Dataset records
# # # # # # #
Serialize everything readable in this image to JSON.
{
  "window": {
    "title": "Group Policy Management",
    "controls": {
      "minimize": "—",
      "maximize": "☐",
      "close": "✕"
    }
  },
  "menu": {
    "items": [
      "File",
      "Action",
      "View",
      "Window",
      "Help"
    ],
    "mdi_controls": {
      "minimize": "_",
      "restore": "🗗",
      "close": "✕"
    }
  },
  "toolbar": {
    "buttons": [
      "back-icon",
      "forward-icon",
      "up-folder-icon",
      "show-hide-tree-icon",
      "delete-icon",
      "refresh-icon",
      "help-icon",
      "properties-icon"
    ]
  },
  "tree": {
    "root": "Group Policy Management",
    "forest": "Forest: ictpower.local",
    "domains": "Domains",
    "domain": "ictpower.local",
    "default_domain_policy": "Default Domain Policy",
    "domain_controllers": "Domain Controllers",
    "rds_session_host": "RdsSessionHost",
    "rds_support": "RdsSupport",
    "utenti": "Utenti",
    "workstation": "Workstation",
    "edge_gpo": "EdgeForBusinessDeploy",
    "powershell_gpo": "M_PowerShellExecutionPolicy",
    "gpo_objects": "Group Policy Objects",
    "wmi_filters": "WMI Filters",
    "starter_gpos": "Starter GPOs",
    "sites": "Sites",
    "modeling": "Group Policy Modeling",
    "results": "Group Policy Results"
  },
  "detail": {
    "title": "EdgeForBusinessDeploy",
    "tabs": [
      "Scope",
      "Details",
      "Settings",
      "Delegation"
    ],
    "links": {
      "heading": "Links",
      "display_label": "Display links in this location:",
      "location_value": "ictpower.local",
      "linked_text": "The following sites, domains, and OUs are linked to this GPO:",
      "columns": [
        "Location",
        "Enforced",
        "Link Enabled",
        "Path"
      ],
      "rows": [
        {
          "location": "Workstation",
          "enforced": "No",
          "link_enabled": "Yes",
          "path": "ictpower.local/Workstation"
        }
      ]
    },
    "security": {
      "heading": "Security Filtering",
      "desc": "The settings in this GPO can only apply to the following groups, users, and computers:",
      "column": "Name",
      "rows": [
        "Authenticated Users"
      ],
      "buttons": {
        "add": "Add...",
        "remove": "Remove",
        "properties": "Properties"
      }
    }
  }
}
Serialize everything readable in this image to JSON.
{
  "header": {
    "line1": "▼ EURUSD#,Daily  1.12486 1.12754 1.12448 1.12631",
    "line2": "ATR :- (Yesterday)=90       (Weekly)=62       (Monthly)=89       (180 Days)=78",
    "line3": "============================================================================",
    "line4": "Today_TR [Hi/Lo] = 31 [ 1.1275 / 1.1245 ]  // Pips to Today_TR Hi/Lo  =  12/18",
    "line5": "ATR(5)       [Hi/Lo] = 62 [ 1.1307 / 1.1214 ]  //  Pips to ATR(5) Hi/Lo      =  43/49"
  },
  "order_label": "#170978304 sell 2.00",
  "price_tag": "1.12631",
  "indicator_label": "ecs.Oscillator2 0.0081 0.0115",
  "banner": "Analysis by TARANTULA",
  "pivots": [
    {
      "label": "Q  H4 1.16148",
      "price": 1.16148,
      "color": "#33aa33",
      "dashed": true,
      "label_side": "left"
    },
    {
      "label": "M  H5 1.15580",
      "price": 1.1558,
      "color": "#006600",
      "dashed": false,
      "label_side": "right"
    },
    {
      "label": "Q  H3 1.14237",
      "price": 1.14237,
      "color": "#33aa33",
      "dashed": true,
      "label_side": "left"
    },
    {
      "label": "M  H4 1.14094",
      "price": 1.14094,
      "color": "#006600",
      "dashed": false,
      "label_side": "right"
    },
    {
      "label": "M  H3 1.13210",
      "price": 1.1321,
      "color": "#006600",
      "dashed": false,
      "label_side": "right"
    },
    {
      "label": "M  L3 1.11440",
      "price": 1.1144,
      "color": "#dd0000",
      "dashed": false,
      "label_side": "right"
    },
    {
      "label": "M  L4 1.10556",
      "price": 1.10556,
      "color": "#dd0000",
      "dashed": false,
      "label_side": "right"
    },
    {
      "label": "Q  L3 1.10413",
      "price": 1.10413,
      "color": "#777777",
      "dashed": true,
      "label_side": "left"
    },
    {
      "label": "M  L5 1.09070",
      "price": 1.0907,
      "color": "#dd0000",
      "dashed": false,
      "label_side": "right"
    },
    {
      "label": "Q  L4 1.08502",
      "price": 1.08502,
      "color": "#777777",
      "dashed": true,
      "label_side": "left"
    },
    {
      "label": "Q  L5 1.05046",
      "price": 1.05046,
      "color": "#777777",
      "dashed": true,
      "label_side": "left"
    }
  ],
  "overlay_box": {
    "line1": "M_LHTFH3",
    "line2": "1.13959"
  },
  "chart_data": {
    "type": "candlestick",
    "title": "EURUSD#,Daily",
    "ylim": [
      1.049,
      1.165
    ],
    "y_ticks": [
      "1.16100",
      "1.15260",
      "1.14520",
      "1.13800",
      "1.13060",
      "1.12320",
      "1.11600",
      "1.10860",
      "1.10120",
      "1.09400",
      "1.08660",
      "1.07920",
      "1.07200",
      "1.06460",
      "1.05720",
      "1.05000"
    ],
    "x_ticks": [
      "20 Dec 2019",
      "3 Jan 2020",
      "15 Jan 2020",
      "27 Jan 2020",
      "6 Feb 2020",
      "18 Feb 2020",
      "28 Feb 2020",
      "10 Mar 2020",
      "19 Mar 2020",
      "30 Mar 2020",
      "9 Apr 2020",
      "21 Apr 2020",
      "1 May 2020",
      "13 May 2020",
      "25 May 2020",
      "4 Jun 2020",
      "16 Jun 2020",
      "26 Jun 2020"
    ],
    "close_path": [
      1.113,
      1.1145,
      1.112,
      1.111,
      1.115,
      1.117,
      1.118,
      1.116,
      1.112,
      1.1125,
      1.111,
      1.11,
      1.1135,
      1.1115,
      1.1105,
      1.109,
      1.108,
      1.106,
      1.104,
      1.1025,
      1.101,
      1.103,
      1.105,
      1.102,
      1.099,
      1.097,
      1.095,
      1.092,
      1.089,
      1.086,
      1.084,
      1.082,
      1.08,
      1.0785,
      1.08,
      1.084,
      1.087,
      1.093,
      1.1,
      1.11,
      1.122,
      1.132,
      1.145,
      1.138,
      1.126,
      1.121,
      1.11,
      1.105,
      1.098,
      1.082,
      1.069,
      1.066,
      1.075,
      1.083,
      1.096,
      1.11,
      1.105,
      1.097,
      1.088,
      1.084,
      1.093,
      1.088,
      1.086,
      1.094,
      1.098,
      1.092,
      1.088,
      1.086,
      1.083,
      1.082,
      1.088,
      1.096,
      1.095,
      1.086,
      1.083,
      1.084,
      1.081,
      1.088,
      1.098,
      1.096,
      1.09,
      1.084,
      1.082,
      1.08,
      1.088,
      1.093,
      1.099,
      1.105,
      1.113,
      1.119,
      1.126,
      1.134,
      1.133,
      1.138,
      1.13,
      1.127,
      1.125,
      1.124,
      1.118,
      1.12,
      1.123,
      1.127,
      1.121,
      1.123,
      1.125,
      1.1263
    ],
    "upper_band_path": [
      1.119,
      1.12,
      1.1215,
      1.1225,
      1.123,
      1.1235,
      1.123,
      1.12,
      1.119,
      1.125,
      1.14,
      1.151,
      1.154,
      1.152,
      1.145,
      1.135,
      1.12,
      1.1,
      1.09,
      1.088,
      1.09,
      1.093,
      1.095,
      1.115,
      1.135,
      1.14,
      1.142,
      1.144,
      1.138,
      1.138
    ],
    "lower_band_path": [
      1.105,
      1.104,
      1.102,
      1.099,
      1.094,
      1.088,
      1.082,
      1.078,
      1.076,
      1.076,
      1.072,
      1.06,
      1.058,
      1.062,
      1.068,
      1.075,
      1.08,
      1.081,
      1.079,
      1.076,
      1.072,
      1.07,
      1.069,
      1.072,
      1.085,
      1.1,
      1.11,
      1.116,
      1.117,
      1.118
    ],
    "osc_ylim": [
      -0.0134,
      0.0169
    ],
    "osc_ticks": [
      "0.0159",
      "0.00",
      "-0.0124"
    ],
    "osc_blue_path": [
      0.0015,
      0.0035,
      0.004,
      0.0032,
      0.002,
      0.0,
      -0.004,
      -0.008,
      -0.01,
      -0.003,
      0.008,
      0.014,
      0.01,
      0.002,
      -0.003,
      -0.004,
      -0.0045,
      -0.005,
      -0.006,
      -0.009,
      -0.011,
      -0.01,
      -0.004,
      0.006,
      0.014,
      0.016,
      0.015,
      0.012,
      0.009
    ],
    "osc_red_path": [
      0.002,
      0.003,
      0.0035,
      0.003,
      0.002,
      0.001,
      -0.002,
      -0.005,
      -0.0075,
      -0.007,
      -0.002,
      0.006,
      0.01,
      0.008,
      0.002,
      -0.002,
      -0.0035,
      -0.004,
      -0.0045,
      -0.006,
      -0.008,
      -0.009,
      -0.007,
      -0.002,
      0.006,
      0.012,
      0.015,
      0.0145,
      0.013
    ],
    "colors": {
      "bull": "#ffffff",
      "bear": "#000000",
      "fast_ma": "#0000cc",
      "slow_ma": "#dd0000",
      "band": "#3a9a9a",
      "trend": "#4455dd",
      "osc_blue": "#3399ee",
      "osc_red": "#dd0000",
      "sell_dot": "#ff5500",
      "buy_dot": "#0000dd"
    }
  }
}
# # # # # # #
-- Problem description --
Every line in the data above that contains "Workstation" needs to be copied.

-- Answer to the exercise --
    "workstation": "Workstation",
          "location": "Workstation",
          "path": "ictpower.local/Workstation"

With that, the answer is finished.